--- Start of Data section ---

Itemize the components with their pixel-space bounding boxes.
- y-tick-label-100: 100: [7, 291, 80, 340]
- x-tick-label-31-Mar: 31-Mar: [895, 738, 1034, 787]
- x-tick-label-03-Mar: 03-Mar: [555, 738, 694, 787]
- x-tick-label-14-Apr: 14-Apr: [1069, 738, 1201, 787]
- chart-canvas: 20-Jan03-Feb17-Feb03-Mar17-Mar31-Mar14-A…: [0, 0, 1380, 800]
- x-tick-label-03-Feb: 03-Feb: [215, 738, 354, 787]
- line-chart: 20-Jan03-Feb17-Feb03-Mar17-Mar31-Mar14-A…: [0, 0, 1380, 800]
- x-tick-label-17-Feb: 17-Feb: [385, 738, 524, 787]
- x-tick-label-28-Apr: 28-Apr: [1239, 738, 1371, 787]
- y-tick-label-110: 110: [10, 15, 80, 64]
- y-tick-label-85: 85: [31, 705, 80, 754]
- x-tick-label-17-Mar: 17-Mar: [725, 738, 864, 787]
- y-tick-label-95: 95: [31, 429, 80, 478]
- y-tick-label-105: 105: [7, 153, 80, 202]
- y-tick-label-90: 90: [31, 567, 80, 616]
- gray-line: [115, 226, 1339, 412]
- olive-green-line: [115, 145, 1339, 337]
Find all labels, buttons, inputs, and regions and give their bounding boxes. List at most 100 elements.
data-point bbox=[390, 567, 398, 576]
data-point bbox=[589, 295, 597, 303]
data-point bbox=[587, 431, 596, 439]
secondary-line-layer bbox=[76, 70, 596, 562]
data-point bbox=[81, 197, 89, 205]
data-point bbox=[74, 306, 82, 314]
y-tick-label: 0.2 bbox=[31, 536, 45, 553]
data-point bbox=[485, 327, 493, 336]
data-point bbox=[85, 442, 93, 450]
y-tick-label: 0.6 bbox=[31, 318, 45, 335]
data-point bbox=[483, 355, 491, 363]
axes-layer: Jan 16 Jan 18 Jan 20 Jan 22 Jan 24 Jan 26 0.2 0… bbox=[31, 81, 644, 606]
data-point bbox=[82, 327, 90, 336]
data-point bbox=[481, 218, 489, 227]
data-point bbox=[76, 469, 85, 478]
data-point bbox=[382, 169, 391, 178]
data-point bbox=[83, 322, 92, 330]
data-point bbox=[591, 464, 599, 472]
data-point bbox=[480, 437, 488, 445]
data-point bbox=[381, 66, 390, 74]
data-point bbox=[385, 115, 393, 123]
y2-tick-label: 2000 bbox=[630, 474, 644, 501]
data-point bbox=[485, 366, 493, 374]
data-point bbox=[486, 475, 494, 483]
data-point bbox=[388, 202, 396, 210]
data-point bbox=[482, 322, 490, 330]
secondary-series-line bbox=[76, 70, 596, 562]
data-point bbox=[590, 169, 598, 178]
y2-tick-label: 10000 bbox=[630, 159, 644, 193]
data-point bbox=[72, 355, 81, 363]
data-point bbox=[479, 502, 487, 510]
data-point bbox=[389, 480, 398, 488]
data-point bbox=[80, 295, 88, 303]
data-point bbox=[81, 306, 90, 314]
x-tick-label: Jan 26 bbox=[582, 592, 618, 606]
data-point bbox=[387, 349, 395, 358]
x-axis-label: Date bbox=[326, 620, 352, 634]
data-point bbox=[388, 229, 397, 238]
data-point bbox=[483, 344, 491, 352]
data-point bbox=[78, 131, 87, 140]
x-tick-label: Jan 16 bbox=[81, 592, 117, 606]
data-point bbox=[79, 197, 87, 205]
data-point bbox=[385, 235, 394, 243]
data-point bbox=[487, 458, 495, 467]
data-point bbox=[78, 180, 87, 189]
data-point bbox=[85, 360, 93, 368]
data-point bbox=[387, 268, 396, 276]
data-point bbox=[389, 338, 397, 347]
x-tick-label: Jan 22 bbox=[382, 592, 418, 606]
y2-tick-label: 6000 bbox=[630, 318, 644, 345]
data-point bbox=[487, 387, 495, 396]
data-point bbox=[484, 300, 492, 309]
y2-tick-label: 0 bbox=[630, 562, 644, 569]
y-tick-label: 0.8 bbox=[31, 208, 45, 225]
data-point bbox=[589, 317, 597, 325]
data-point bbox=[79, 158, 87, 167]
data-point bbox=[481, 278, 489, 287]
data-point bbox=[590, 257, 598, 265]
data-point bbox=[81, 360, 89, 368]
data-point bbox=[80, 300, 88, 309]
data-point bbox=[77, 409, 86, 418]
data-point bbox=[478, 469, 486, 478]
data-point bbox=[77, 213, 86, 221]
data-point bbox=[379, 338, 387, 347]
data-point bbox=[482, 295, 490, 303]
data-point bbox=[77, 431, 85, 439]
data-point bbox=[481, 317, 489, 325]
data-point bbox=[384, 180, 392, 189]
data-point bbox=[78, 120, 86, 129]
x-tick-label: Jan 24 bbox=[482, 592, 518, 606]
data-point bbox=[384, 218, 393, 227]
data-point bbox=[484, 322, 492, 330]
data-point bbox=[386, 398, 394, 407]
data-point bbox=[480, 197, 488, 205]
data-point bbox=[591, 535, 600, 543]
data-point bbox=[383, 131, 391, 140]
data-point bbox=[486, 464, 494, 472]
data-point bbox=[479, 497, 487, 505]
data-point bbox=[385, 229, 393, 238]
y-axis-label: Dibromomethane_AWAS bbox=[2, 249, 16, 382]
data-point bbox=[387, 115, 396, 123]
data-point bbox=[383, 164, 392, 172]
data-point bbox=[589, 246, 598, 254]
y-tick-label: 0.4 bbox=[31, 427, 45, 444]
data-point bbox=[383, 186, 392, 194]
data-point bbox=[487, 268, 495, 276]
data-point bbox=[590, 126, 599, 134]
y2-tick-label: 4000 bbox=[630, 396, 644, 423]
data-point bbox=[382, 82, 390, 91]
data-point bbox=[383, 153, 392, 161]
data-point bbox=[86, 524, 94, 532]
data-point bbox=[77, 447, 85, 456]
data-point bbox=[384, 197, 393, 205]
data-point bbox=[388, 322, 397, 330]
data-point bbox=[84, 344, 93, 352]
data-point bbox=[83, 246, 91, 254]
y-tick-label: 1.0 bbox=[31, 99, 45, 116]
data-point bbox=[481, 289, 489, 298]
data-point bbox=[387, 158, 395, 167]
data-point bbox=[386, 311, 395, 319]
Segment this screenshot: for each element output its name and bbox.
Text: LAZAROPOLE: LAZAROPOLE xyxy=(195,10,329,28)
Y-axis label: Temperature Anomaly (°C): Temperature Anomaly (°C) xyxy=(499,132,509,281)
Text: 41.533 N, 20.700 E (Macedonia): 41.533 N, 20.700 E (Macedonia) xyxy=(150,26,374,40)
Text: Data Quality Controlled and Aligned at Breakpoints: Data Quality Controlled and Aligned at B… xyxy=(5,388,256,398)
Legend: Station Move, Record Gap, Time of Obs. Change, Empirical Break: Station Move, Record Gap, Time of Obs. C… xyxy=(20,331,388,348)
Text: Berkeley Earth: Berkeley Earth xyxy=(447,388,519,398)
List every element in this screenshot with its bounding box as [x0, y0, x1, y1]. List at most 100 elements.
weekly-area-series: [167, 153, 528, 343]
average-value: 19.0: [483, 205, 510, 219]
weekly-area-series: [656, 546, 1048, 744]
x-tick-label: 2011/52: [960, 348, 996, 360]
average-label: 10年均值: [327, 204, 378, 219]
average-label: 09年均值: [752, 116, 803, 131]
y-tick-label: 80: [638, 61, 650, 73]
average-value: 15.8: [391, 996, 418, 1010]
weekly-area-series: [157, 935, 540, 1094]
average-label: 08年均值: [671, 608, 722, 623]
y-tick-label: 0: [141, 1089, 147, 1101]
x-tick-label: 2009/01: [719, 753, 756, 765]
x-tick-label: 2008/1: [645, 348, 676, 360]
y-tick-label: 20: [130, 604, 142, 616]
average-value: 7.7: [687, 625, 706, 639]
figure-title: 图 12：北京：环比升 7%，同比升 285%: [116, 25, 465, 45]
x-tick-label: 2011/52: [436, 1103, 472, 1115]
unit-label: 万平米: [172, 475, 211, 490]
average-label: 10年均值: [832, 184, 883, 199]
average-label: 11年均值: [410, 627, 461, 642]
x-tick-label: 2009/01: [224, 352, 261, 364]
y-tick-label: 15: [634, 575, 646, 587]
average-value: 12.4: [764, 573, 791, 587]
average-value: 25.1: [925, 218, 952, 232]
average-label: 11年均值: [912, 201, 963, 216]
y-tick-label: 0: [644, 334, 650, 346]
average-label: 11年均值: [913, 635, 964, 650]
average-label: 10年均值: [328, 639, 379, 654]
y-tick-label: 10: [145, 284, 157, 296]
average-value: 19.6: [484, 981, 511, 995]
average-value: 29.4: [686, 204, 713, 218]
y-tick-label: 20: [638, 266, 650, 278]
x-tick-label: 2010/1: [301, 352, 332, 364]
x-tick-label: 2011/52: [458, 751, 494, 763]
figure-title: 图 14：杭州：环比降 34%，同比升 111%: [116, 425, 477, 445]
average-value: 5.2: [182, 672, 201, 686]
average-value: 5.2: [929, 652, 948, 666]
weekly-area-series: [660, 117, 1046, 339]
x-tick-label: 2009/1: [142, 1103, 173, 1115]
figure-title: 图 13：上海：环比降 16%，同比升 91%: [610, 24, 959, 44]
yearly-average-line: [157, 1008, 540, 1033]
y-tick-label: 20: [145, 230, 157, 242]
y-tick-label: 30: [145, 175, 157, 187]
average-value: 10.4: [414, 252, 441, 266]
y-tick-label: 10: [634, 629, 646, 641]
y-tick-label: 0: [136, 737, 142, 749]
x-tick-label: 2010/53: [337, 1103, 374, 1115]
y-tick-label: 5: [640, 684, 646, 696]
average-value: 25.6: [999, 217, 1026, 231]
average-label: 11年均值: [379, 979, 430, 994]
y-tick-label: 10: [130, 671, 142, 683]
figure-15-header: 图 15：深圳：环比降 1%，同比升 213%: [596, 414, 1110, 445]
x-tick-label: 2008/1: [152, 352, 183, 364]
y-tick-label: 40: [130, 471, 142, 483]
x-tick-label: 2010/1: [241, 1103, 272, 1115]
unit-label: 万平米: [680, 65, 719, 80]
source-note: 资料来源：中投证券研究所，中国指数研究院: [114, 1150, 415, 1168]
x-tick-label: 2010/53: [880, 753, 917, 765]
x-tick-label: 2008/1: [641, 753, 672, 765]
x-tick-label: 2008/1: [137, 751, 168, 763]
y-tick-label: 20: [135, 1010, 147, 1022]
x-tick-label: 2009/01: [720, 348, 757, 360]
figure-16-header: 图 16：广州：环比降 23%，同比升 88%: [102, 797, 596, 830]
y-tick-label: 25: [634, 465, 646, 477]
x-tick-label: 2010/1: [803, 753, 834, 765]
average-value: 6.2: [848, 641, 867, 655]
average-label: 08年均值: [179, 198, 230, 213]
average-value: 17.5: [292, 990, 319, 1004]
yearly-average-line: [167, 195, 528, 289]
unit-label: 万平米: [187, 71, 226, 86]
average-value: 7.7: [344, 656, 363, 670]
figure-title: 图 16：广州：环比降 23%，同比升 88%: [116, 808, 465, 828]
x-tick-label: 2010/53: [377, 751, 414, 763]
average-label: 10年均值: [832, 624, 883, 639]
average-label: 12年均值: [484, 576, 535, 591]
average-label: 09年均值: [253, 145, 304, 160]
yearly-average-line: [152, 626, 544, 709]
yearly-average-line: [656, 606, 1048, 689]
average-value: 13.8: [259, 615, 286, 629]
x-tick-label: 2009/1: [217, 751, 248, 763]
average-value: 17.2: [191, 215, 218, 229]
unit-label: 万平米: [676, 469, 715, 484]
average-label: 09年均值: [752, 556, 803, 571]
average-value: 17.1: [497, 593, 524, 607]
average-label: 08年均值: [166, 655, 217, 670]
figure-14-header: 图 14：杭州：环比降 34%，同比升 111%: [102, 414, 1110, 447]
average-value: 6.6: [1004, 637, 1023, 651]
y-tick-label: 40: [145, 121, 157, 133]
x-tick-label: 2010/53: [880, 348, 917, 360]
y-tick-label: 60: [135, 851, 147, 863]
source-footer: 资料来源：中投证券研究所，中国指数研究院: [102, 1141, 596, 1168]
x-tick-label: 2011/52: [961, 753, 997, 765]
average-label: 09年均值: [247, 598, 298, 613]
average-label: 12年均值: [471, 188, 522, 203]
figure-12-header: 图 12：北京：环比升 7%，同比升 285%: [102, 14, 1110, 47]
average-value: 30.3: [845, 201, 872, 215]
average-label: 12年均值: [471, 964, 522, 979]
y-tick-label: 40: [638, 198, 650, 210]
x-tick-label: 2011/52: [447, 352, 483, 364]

--- End of Data section ---

▸ **The task**
Give back the records word for word, starting at the very beginning and ending with the line that contains "data-point bbox=[390, 567, 398, 576]", including both of those lines.

▸ **Exercise output**
Itemize the components with their pixel-space bounding boxes.
- y-tick-label-100: 100: [7, 291, 80, 340]
- x-tick-label-31-Mar: 31-Mar: [895, 738, 1034, 787]
- x-tick-label-03-Mar: 03-Mar: [555, 738, 694, 787]
- x-tick-label-14-Apr: 14-Apr: [1069, 738, 1201, 787]
- chart-canvas: 20-Jan03-Feb17-Feb03-Mar17-Mar31-Mar14-A…: [0, 0, 1380, 800]
- x-tick-label-03-Feb: 03-Feb: [215, 738, 354, 787]
- line-chart: 20-Jan03-Feb17-Feb03-Mar17-Mar31-Mar14-A…: [0, 0, 1380, 800]
- x-tick-label-17-Feb: 17-Feb: [385, 738, 524, 787]
- x-tick-label-28-Apr: 28-Apr: [1239, 738, 1371, 787]
- y-tick-label-110: 110: [10, 15, 80, 64]
- y-tick-label-85: 85: [31, 705, 80, 754]
- x-tick-label-17-Mar: 17-Mar: [725, 738, 864, 787]
- y-tick-label-95: 95: [31, 429, 80, 478]
- y-tick-label-105: 105: [7, 153, 80, 202]
- y-tick-label-90: 90: [31, 567, 80, 616]
- gray-line: [115, 226, 1339, 412]
- olive-green-line: [115, 145, 1339, 337]
Find all labels, buttons, inputs, and regions and give their bounding boxes. List at most 100 elements.
data-point bbox=[390, 567, 398, 576]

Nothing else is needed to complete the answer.